(Stored data entries)
┄┄┄┄┄┄┄┄┄┄

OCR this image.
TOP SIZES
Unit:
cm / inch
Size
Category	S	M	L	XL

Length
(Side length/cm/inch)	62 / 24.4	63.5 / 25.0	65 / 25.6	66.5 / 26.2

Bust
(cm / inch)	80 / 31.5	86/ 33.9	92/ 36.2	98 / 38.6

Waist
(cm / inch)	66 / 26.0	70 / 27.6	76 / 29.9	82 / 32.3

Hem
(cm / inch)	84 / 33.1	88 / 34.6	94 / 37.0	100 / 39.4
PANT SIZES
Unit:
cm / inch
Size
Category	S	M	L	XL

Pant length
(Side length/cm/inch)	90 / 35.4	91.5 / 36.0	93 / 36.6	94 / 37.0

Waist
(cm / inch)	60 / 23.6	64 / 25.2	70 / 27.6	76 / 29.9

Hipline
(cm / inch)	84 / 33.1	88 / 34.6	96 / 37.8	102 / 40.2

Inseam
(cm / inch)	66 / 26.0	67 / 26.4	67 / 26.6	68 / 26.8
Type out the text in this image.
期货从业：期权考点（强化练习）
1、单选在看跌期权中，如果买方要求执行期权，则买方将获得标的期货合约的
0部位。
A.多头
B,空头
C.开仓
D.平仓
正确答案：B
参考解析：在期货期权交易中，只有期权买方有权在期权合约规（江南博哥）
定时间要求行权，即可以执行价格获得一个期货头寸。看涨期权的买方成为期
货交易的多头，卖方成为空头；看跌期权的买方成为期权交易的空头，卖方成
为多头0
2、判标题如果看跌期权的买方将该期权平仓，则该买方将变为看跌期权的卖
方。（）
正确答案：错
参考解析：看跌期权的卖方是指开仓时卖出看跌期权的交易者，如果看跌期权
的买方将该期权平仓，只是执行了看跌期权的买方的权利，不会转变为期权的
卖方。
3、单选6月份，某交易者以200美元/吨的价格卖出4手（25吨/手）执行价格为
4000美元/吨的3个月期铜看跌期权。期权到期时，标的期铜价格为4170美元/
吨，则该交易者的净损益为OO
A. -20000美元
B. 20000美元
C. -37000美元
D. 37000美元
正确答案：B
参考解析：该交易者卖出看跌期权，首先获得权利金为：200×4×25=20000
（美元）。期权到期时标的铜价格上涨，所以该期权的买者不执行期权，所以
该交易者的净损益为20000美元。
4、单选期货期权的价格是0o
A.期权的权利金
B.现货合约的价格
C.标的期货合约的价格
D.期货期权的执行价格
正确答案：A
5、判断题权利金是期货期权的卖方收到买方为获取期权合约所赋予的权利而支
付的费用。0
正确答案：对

┄┄┄┄┄┄┄┄┄┄

Stated task:
Write out the data again, exactly and in full.

Task solution:
OCR this image.
TOP SIZES
Unit:
cm / inch
Size
Category	S	M	L	XL

Length
(Side length/cm/inch)	62 / 24.4	63.5 / 25.0	65 / 25.6	66.5 / 26.2

Bust
(cm / inch)	80 / 31.5	86/ 33.9	92/ 36.2	98 / 38.6

Waist
(cm / inch)	66 / 26.0	70 / 27.6	76 / 29.9	82 / 32.3

Hem
(cm / inch)	84 / 33.1	88 / 34.6	94 / 37.0	100 / 39.4
PANT SIZES
Unit:
cm / inch
Size
Category	S	M	L	XL

Pant length
(Side length/cm/inch)	90 / 35.4	91.5 / 36.0	93 / 36.6	94 / 37.0

Waist
(cm / inch)	60 / 23.6	64 / 25.2	70 / 27.6	76 / 29.9

Hipline
(cm / inch)	84 / 33.1	88 / 34.6	96 / 37.8	102 / 40.2

Inseam
(cm / inch)	66 / 26.0	67 / 26.4	67 / 26.6	68 / 26.8
Type out the text in this image.
期货从业：期权考点（强化练习）
1、单选在看跌期权中，如果买方要求执行期权，则买方将获得标的期货合约的
0部位。
A.多头
B,空头
C.开仓
D.平仓
正确答案：B
参考解析：在期货期权交易中，只有期权买方有权在期权合约规（江南博哥）
定时间要求行权，即可以执行价格获得一个期货头寸。看涨期权的买方成为期
货交易的多头，卖方成为空头；看跌期权的买方成为期权交易的空头，卖方成
为多头0
2、判标题如果看跌期权的买方将该期权平仓，则该买方将变为看跌期权的卖
方。（）
正确答案：错
参考解析：看跌期权的卖方是指开仓时卖出看跌期权的交易者，如果看跌期权
的买方将该期权平仓，只是执行了看跌期权的买方的权利，不会转变为期权的
卖方。
3、单选6月份，某交易者以200美元/吨的价格卖出4手（25吨/手）执行价格为
4000美元/吨的3个月期铜看跌期权。期权到期时，标的期铜价格为4170美元/
吨，则该交易者的净损益为OO
A. -20000美元
B. 20000美元
C. -37000美元
D. 37000美元
正确答案：B
参考解析：该交易者卖出看跌期权，首先获得权利金为：200×4×25=20000
（美元）。期权到期时标的铜价格上涨，所以该期权的买者不执行期权，所以
该交易者的净损益为20000美元。
4、单选期货期权的价格是0o
A.期权的权利金
B.现货合约的价格
C.标的期货合约的价格
D.期货期权的执行价格
正确答案：A
5、判断题权利金是期货期权的卖方收到买方为获取期权合约所赋予的权利而支
付的费用。0
正确答案：对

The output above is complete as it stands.